Aim:
Find and copy every line in the records that includes the string "Total".

Entries provided:
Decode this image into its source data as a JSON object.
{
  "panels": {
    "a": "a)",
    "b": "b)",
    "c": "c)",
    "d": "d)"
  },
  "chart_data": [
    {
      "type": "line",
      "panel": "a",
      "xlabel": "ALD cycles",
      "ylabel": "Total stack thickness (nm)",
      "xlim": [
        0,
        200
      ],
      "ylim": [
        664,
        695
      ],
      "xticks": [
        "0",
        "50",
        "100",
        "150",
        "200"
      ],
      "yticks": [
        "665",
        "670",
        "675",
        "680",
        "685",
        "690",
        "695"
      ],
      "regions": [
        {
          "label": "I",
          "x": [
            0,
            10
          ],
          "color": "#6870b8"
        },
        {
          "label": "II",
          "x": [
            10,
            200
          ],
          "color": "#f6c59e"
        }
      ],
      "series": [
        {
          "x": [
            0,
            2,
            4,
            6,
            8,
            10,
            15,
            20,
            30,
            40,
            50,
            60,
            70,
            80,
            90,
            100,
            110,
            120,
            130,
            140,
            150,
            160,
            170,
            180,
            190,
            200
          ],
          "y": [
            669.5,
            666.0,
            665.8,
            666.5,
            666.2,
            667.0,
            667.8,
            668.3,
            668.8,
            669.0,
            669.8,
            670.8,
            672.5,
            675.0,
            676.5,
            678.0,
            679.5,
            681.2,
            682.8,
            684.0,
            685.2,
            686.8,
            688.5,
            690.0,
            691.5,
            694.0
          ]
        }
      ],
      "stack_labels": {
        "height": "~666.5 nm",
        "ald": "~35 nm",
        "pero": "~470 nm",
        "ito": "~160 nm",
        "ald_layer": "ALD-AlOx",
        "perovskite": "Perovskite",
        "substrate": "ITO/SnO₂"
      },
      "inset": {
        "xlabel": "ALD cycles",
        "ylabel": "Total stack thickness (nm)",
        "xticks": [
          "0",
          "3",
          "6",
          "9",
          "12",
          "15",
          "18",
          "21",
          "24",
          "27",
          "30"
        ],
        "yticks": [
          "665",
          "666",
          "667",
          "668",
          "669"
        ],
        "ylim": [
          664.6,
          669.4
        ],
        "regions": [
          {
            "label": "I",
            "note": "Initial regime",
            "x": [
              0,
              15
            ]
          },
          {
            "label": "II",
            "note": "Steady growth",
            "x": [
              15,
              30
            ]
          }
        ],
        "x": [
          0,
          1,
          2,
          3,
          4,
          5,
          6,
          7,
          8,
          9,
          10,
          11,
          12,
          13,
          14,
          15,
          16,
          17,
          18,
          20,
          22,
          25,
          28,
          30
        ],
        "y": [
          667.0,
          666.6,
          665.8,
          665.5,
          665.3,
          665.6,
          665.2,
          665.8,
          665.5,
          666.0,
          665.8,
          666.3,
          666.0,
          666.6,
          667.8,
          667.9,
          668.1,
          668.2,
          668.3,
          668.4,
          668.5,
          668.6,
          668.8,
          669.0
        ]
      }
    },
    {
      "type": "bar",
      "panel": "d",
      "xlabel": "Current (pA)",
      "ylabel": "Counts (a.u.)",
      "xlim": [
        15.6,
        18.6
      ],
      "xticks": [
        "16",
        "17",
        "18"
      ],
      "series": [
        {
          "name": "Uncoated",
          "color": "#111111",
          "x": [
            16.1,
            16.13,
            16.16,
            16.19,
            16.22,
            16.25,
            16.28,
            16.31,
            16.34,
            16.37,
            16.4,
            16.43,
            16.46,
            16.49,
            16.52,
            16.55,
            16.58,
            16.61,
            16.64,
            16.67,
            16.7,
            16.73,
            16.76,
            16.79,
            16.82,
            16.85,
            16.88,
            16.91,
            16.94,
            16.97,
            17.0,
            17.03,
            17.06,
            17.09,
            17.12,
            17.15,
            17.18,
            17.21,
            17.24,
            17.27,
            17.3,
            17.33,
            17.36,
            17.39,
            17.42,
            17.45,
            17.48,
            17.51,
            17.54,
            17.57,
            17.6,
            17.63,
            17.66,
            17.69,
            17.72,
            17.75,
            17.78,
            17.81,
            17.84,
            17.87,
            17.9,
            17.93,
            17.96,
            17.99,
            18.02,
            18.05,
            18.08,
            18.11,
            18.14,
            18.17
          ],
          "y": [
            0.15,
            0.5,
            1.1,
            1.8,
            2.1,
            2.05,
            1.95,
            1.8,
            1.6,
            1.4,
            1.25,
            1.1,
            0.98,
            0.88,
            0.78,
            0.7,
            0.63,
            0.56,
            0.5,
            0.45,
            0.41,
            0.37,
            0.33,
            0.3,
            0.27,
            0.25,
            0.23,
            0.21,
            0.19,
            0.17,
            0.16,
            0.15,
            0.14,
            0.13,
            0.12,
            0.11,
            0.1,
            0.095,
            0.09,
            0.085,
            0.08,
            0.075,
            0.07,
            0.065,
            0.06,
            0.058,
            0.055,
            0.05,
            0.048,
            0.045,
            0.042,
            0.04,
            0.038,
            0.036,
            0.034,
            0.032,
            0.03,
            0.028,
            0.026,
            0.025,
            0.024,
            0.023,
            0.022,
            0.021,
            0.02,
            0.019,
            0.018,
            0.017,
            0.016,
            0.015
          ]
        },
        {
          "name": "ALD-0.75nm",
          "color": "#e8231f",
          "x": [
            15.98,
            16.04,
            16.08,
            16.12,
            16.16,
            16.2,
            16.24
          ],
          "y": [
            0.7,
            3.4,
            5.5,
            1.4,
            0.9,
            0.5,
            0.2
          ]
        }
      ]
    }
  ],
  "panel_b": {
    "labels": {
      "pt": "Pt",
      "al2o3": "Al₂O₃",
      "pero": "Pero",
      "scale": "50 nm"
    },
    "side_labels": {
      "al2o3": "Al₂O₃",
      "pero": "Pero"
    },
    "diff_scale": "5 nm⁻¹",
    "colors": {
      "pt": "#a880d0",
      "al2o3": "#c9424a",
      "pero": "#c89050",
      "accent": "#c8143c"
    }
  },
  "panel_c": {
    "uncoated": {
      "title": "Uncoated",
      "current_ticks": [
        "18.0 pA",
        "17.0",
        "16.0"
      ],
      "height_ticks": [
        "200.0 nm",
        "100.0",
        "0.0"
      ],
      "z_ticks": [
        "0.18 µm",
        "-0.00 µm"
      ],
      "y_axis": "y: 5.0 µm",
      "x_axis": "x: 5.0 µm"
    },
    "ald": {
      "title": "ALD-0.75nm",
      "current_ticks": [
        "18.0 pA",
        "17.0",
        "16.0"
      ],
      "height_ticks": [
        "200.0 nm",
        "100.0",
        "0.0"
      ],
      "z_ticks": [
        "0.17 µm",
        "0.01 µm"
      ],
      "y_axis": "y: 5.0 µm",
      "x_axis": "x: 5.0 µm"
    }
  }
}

In response:
      "ylabel": "Total stack thickness (nm)",
        "ylabel": "Total stack thickness (nm)",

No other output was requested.